Excerpt from a dataset
__________________________________________________

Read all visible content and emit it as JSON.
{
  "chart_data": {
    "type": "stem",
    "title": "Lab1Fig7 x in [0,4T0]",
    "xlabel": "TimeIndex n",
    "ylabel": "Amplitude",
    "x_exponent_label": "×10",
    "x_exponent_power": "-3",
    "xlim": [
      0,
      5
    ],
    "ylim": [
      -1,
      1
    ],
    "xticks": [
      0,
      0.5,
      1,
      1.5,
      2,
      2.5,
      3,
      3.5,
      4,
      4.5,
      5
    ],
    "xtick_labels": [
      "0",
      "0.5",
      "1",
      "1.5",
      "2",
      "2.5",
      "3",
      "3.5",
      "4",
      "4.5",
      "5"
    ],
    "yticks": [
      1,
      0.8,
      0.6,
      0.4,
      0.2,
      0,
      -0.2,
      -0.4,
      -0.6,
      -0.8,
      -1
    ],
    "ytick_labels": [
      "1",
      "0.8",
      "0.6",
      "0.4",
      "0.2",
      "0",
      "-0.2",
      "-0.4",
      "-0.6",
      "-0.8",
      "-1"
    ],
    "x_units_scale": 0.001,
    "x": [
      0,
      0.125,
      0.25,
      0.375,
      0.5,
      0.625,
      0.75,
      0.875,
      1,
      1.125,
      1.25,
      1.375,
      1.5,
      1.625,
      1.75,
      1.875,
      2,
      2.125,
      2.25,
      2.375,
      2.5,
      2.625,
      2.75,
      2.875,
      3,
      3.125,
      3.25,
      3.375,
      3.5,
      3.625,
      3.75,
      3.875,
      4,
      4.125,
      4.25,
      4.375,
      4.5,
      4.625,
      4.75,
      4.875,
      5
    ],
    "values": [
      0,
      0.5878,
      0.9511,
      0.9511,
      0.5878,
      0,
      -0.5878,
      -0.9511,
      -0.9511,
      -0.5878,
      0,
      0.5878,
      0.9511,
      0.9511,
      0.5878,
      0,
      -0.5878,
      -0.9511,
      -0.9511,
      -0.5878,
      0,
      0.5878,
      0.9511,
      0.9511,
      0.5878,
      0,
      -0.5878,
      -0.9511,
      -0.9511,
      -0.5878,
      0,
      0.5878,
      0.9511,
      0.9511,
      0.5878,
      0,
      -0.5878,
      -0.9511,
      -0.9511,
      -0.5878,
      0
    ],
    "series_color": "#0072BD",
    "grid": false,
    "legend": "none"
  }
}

__________________________________________________

What you should do: What do the records say? Quote them all exactly.

Task output:
Read all visible content and emit it as JSON.
{
  "chart_data": {
    "type": "stem",
    "title": "Lab1Fig7 x in [0,4T0]",
    "xlabel": "TimeIndex n",
    "ylabel": "Amplitude",
    "x_exponent_label": "×10",
    "x_exponent_power": "-3",
    "xlim": [
      0,
      5
    ],
    "ylim": [
      -1,
      1
    ],
    "xticks": [
      0,
      0.5,
      1,
      1.5,
      2,
      2.5,
      3,
      3.5,
      4,
      4.5,
      5
    ],
    "xtick_labels": [
      "0",
      "0.5",
      "1",
      "1.5",
      "2",
      "2.5",
      "3",
      "3.5",
      "4",
      "4.5",
      "5"
    ],
    "yticks": [
      1,
      0.8,
      0.6,
      0.4,
      0.2,
      0,
      -0.2,
      -0.4,
      -0.6,
      -0.8,
      -1
    ],
    "ytick_labels": [
      "1",
      "0.8",
      "0.6",
      "0.4",
      "0.2",
      "0",
      "-0.2",
      "-0.4",
      "-0.6",
      "-0.8",
      "-1"
    ],
    "x_units_scale": 0.001,
    "x": [
      0,
      0.125,
      0.25,
      0.375,
      0.5,
      0.625,
      0.75,
      0.875,
      1,
      1.125,
      1.25,
      1.375,
      1.5,
      1.625,
      1.75,
      1.875,
      2,
      2.125,
      2.25,
      2.375,
      2.5,
      2.625,
      2.75,
      2.875,
      3,
      3.125,
      3.25,
      3.375,
      3.5,
      3.625,
      3.75,
      3.875,
      4,
      4.125,
      4.25,
      4.375,
      4.5,
      4.625,
      4.75,
      4.875,
      5
    ],
    "values": [
      0,
      0.5878,
      0.9511,
      0.9511,
      0.5878,
      0,
      -0.5878,
      -0.9511,
      -0.9511,
      -0.5878,
      0,
      0.5878,
      0.9511,
      0.9511,
      0.5878,
      0,
      -0.5878,
      -0.9511,
      -0.9511,
      -0.5878,
      0,
      0.5878,
      0.9511,
      0.9511,
      0.5878,
      0,
      -0.5878,
      -0.9511,
      -0.9511,
      -0.5878,
      0,
      0.5878,
      0.9511,
      0.9511,
      0.5878,
      0,
      -0.5878,
      -0.9511,
      -0.9511,
      -0.5878,
      0
    ],
    "series_color": "#0072BD",
    "grid": false,
    "legend": "none"
  }
}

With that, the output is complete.